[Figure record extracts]
>> Begin
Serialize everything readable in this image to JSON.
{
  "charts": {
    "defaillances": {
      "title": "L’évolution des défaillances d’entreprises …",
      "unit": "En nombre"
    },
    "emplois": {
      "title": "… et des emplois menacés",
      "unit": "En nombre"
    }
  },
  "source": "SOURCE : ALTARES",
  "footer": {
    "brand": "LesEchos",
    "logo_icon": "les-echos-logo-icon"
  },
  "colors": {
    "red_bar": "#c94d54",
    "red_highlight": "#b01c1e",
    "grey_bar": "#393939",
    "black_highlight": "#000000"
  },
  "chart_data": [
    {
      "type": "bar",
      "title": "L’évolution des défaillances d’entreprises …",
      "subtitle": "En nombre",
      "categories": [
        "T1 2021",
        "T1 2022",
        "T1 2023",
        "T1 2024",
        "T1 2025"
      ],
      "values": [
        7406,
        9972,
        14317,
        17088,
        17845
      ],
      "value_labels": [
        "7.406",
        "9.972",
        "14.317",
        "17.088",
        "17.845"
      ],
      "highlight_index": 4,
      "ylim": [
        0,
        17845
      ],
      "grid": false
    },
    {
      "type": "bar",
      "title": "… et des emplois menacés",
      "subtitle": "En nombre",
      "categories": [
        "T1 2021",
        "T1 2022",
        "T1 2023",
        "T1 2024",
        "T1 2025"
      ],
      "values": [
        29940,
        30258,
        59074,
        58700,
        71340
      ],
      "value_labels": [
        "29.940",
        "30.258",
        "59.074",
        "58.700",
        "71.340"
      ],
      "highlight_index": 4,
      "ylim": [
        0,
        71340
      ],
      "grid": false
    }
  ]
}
>> End
- Work to be completed
Give all the records again. Match them exactly.

- Response to the task
Serialize everything readable in this image to JSON.
{
  "charts": {
    "defaillances": {
      "title": "L’évolution des défaillances d’entreprises …",
      "unit": "En nombre"
    },
    "emplois": {
      "title": "… et des emplois menacés",
      "unit": "En nombre"
    }
  },
  "source": "SOURCE : ALTARES",
  "footer": {
    "brand": "LesEchos",
    "logo_icon": "les-echos-logo-icon"
  },
  "colors": {
    "red_bar": "#c94d54",
    "red_highlight": "#b01c1e",
    "grey_bar": "#393939",
    "black_highlight": "#000000"
  },
  "chart_data": [
    {
      "type": "bar",
      "title": "L’évolution des défaillances d’entreprises …",
      "subtitle": "En nombre",
      "categories": [
        "T1 2021",
        "T1 2022",
        "T1 2023",
        "T1 2024",
        "T1 2025"
      ],
      "values": [
        7406,
        9972,
        14317,
        17088,
        17845
      ],
      "value_labels": [
        "7.406",
        "9.972",
        "14.317",
        "17.088",
        "17.845"
      ],
      "highlight_index": 4,
      "ylim": [
        0,
        17845
      ],
      "grid": false
    },
    {
      "type": "bar",
      "title": "… et des emplois menacés",
      "subtitle": "En nombre",
      "categories": [
        "T1 2021",
        "T1 2022",
        "T1 2023",
        "T1 2024",
        "T1 2025"
      ],
      "values": [
        29940,
        30258,
        59074,
        58700,
        71340
      ],
      "value_labels": [
        "29.940",
        "30.258",
        "59.074",
        "58.700",
        "71.340"
      ],
      "highlight_index": 4,
      "ylim": [
        0,
        71340
      ],
      "grid": false
    }
  ]
}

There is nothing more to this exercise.